**** STORED DATA ****

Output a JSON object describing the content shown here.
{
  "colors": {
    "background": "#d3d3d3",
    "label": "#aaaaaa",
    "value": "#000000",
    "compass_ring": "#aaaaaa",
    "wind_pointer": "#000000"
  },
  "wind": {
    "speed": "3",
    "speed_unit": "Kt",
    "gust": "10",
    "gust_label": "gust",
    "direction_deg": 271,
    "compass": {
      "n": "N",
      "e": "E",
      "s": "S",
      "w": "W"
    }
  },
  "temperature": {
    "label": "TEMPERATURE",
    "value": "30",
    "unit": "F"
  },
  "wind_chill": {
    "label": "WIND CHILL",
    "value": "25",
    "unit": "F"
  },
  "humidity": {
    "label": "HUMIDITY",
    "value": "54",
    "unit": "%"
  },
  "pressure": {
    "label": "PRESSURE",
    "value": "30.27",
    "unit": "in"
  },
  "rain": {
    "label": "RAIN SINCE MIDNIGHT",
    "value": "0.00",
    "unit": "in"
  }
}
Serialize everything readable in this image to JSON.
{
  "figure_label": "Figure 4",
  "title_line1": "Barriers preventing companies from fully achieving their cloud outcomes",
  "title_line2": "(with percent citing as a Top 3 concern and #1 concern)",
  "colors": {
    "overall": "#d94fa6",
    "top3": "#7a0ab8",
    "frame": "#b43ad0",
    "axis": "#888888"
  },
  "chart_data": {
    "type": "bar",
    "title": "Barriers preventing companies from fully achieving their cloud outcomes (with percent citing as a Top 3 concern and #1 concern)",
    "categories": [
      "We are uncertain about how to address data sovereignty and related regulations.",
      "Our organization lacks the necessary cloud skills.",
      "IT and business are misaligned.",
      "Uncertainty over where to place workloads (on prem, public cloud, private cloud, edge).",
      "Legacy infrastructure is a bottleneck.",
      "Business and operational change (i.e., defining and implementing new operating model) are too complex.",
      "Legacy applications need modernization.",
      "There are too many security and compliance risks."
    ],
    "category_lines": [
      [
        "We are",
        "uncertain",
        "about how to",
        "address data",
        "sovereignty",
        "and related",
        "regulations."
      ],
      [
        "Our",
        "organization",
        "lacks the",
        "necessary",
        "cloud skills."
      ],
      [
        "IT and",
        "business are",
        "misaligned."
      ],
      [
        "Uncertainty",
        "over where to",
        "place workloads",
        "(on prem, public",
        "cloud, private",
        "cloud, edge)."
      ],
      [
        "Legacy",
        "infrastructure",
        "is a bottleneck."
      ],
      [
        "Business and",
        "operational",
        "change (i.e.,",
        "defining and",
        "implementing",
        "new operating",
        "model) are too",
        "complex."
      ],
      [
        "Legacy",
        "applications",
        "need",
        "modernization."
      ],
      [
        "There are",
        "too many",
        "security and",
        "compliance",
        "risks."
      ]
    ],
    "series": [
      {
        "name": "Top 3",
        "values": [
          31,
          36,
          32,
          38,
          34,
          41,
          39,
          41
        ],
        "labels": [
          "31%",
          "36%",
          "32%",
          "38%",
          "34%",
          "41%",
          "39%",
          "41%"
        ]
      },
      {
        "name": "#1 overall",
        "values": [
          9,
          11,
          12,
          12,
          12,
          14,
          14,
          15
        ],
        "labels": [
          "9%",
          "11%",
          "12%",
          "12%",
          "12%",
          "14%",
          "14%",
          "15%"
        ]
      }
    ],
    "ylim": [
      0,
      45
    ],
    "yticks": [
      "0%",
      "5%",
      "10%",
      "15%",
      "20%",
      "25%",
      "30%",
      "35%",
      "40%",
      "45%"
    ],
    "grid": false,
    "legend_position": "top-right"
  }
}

****

- _REQUIREMENT_: Pick out and copy every line that contains the word "infrastructure".

- _OUTPUT OF THE EXERCISE_:
      "Legacy infrastructure is a bottleneck.",
        "infrastructure",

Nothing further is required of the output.